***** Quoted text
Embedding Configuration

embedding_dims: Optional[List]: The dimensions of the embedding for each categorical column as a list of tuples (cardinality, embedding_dim). If left empty, will infer using the cardinality of the categorical column using the rule min(50, (x + 1) // 2)
embedding_dropout: float: Dropout to be applied to the Categorical Embedding. Defaults to 0.0
batch_norm_continuous_input: bool: If True, we will normalize the continuous layer by passing it through a BatchNorm layer before combining with the categorical embeddings. Defaults to True

Other Configuration

learning_rate: float: The learning rate of the model. Defaults to 1e-3.
loss: Optional[str]: The loss function to be applied. By Default it is MSELoss for regression and CrossEntropyLoss for classification. For most cases, these work well. But if you want to use any other loss function from PyTorch, you can pass it here. For example, if you want to use BCEWithLogitsLoss, you can pass loss='BCEWithLogitsLoss'. You can read more about the losses in PyTorch here. We can also use custom loss functions. We will see how to do that later.

Note: Choosing the Loss Function should not be treated like a hyperparameter which you blindly apply, but a well thought out decision.

metrics: Optional[List[str]]: The list of metrics you need to track during training. The metrics should be one of the functional metrics implemented in torchmetrics. You can find the entire list here. By default, it is accuracy if classification and mean_squared_error for regression. We can also use custom metrics. We will see how to do that later.
metrics_prob_input: Optional[List[bool]]: Is a mandatory parameter for classification metrics defined in the config. This defines whether the input to the metric function is the probability or the class. Length should be same as the number of metrics. Defaults to None.
metrics_params: Optional[List]: The parameters to be passed to the metrics function. Some functions like the f1_score need additional parameters like task to be properly defined. This also let's you choose how to average the metric in multi-class classification.
target_range: Optional[List]: For classification problems, the targets are always 0 or 1, once we one-hot the class labels. But for regression, it's a real valued value between (-inf, inf), theoretically. More practically, it usually is between known bounds. Sometimes, it is an extra burden on the model to learn this bounds and target_range is a way to take that burden off the model. This technique was popularized by Jeremy Howard in fast.ai and is quite effective in practice. If we know that the output value of a regression should be between a min and max value, we can provide those values as a tuple to target_range. But a caveat is that there is an assumption that the distribution of the target is normal. If the distribution is not normal, it might not work as expected. In case of multiple targets, we set the target_range to be a list of tuples, each entry in the list corresponds to the respective entry in the target parameter. For classification problems, this parameter is ignored.
**********
***** Records supplied
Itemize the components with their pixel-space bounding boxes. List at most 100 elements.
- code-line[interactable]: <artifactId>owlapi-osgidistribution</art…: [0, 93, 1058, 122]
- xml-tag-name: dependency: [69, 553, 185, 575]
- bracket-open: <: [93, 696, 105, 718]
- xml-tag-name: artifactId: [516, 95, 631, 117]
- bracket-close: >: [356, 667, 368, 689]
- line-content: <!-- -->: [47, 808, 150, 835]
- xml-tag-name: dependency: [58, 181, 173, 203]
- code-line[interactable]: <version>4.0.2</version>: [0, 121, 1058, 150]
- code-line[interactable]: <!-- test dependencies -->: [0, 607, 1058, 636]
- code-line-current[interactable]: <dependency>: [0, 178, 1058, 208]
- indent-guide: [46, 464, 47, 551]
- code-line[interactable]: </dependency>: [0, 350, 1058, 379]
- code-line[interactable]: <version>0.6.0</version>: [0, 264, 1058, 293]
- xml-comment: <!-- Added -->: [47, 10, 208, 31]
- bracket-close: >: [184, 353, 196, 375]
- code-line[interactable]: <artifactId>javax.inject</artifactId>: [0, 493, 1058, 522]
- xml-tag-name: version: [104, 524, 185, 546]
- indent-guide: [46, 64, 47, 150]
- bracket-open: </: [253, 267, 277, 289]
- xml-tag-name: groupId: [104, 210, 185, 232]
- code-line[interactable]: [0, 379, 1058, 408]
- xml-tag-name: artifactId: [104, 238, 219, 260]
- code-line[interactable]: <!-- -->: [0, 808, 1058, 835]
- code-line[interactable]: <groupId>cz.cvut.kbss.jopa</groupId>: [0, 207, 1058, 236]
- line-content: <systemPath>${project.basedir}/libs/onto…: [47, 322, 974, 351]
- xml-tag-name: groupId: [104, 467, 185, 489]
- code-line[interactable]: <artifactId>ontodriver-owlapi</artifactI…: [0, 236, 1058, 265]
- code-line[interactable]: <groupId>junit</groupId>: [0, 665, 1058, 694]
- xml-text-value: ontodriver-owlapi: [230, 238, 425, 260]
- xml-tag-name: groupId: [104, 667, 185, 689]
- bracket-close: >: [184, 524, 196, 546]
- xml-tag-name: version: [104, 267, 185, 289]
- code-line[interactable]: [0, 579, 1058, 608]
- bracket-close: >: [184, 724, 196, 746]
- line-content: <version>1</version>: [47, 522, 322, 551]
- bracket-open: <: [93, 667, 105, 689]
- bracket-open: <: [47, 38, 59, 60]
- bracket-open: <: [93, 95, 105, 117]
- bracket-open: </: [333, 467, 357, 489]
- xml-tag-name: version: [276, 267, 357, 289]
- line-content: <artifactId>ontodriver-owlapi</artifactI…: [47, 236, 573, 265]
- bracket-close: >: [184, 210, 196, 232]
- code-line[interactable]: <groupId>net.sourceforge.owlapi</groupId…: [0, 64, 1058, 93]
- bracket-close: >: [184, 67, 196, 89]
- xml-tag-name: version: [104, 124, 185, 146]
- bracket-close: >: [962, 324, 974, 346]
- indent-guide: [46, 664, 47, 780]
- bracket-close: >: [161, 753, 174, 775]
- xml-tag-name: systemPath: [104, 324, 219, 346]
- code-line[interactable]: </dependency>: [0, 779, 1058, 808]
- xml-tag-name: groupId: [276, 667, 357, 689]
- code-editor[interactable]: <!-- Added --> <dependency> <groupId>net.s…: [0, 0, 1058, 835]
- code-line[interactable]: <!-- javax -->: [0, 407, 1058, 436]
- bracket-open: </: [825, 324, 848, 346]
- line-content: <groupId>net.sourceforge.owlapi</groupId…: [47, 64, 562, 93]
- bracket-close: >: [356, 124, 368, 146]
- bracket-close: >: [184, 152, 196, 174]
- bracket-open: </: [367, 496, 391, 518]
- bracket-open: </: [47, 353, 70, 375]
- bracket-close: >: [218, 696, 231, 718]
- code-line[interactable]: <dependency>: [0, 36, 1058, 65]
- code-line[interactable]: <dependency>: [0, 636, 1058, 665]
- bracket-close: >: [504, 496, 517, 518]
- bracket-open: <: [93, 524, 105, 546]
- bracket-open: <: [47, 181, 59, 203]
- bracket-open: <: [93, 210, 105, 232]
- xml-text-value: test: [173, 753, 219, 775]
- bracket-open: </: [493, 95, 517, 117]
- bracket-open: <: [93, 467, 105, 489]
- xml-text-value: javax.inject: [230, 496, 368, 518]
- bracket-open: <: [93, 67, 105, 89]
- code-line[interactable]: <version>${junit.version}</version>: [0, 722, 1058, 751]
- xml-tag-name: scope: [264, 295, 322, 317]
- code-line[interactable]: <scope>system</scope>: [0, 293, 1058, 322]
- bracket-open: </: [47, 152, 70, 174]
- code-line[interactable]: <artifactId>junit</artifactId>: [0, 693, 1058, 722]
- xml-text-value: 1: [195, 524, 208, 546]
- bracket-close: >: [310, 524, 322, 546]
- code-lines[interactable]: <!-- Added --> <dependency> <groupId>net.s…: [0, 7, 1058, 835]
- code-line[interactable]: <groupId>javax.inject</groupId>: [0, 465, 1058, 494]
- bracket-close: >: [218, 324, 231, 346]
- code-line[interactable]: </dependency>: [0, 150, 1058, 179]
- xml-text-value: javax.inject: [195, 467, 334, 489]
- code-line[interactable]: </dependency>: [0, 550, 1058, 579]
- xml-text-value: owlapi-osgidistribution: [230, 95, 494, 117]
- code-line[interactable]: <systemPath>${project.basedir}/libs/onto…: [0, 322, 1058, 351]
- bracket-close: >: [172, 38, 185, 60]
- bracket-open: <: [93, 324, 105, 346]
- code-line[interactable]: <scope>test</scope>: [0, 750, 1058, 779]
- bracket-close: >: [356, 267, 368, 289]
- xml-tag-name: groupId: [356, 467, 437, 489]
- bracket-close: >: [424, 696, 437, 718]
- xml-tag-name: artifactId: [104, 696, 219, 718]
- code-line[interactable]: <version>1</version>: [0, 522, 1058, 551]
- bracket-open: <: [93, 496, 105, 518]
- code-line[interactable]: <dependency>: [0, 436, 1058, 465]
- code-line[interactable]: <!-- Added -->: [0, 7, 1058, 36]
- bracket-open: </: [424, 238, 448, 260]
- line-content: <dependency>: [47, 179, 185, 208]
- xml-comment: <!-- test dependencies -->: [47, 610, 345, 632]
**********
● **Tasks for this exercise**
1. From the model configuration reference, extract everything from "metrics_params: Optional[List]: The" down to "in multi-class classification.".
2. Write the next part of the model configuration reference, picking up after its last sentence.

● **Answers by task**
1.
metrics_params: Optional[List]: The parameters to be passed to the metrics function. Some functions like the f1_score need additional parameters like task to be properly defined. This also let's you choose how to average the metric in multi-class classification.

2.
target_range = [(train[target].min() * 0.8, train[target].max() * 1.2)]

virtual_batch_size: Optional[int]: BatchNorm is a very useful technique (a necessary evil) to normalize the activations of the network. It typically leads to faster convergence, and stable training regimes. But when training with large batch sizes, BatchNorm can lead to "overfitting" (not in the traditional sense). One way to overcome this is to use GhostBatchNorm, where we split the batch into virtual batches and apply BatchNorm on each virtual batch. By setting virtual_batch_size to a number greater than 1, PyTorch Tabular will automatically convert all BatchNorms to GhostBatchNorms with the specified virtual batch size.
seed: int: The seed for reproducibility. Defaults to 42

Now, each model we choose will have it's own set of parameters. The API Reference in the docs has the list of all the models and their respective parameters. Here let's use a simple MLP with categorical embeddings. This is called CategoryEmbeddingModelConfig in PyTorch Tabular.

The key parameters we are going to use are:

layers: str: Hyphen-separated number of layers and units in the classification head. Defaults to "128-64-32"
activation: str: The activation type in the classification head. The default activations in PyTorch like ReLU, TanH, LeakyReLU, etc. Defaults to ReLU
initialization: str: Initialization scheme for the linear layers. Choices are: kaiming xavier random. Defaults to kaiming
use_batch_norm: bool: Flag to include a BatchNorm layer after each Linear Layer+DropOut. Defaults to False
dropout: float: The probability of the element to be zeroed. This applies to all the linear layers. Defaults to 0.0

head_config = LinearHeadConfig(
    layers="",  # No additional layer in head, just a mapping layer to output_dim
    dropout=0.1,
    initialization="kaiming",
).__dict__  # Convert to dict to pass to the model config (OmegaConf doesn't accept objects)

model_config = CategoryEmbeddingModelConfig(
    task="regression",
    layers="64-32-16",
    activation="LeakyReLU",
    dropout=0.1,
    initialization="kaiming",
    head="LinearHead",  # Linear Head
    head_config=head_config,  # Linear Head Config
    learning_rate=1e-3,
    target_range=[(float(train[col].min()),float(train[col].max())) for col in target_cols]
)

5. `TabularModel`¶

After defining all the configs, we need to put it all together and this is where TabularModel comes in. TabularModel is the core work horse, which orchestrates and sets everything up.

TabularModel parses the configs and:

initializes the model
sets up the experiment tracking framework (if defined)
initializes and sets up the TabularDatamodule which handles all the data transformations and preparation of the DataLoaders
sets up the callbacks and the Pytorch Lightning Trainer
enables you to train, save, load, predict, among other things

Now that we have defined all the configs, let's initialize the TabularModel with the configs. We can pass the configs either as a class or as a YAML file. Let's use the YAML file for TrainerConfig and the class for the rest of the configs.

Apart from the configs, we can also pass the following parameters to the TabularModel:

verbose: bool: If True, will print different messages during training indicating the progress. Defaults to True
suppress_lightning_logger: PyTorch Lightning prints out a lot of logs while training and this parameter let's you suppress those logs. Or to be more specific, it sets the logging level of the PyTorch Lightning logger to ERROR. Defaults to False as Pytorch Lightning logs are very useful for debugging. Only turn them off if you are sure you don't need them.

from pytorch_tabular import TabularModel
tabular_model = TabularModel(
    data_config=data_config,
    model_config=model_config,
    optimizer_config=optimizer_config,
    trainer_config="trainer_config.yml",
    verbose=True,
    suppress_lightning_logger=False
)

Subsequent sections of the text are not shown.